--- Seitenauszug ---
Harte Gitarren, lyrische Texte auf Deutsch,
energiegeladene Liveshows und fanatische Fans: Nein, es
handelt sich nicht um Rammstein, sondern um die wohl
berühmteste Band Weimars, Die Apokalyptischen Reiter.
Nach der Veröffentlichung ihres neusten Studio-Outputs "Riders
On The Storm" brannte die Band natürlich sofort darauf,
das einfallsreiche und wie immer sowohl anspruchsvolle
als auch partytaugliche Material live auf ihre
Reitermaniacs loszulassen. Und so gings los mit der "Riders
On The Storm"-Tour, deren Abschlusskonzert am 30.09. in
Bern stattfand, nachdem man schon am Vorabend den
Schweizer Fans in Winterthur ihre Sonne zeigen liess.
Mit der ganzen Band an der Berner Aare sitzend, sprach
Metalfactory mit Sänger und Gitarrist Fuchs (F) über
fehlende Privat-sphäre, nackte Männerhintern und
eigenen, kleinen Illusionen im Kopf.

MF: Nach mehrwöchigem Reisen beendet ihr heute Abend
eure Tour. Wie war es?
F: Der Wahnsinn. Sehr gut, sehr erfolgreich - Fanatische
Reaktionen oftmals... einfach unglaublich. Dabei war es
sicherlich auch ein Glücksfall, mit TYR auf Tour zu
sein, nicht nur musikalisch sondern auch im privaten
Sinne. Da sind schon kleine Freundschaften entstanden.
--- Gegebenes Material ---
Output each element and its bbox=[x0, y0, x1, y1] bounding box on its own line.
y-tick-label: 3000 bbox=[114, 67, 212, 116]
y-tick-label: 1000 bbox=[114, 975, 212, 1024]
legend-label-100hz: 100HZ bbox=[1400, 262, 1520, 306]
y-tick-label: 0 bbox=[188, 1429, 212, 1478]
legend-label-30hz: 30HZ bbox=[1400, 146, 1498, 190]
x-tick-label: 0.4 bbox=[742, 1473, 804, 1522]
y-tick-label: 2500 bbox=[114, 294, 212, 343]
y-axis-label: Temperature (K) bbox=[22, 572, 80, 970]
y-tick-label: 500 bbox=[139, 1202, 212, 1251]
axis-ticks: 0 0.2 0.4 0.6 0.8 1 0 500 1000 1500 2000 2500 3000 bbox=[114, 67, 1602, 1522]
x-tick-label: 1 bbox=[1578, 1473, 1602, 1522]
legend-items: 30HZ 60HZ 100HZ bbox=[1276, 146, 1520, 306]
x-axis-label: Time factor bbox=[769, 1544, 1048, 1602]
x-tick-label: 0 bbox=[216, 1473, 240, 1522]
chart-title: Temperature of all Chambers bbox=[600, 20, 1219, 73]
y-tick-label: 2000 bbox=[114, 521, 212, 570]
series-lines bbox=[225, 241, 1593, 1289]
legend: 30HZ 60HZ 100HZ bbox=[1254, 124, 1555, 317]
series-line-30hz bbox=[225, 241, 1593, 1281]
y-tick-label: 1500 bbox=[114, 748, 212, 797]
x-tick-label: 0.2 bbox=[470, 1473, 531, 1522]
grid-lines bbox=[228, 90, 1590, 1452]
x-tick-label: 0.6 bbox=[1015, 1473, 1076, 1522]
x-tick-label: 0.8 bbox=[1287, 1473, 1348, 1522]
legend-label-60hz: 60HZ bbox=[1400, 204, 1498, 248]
---
Gestellte Aufgabe:
Geben Sie den Abschnitt aus dem Interview mit den Apokalyptischen Reitern zwischen „Nach der Veröffentlichung“ und „Sonne zeigen liess.“, beide Stellen eingeschlossen, wortgetreu wieder.

Gelöste Aufgabe:
Nach der Veröffentlichung ihres neusten Studio-Outputs "Riders
On The Storm" brannte die Band natürlich sofort darauf,
das einfallsreiche und wie immer sowohl anspruchsvolle
als auch partytaugliche Material live auf ihre
Reitermaniacs loszulassen. Und so gings los mit der "Riders
On The Storm"-Tour, deren Abschlusskonzert am 30.09. in
Bern stattfand, nachdem man schon am Vorabend den
Schweizer Fans in Winterthur ihre Sonne zeigen liess.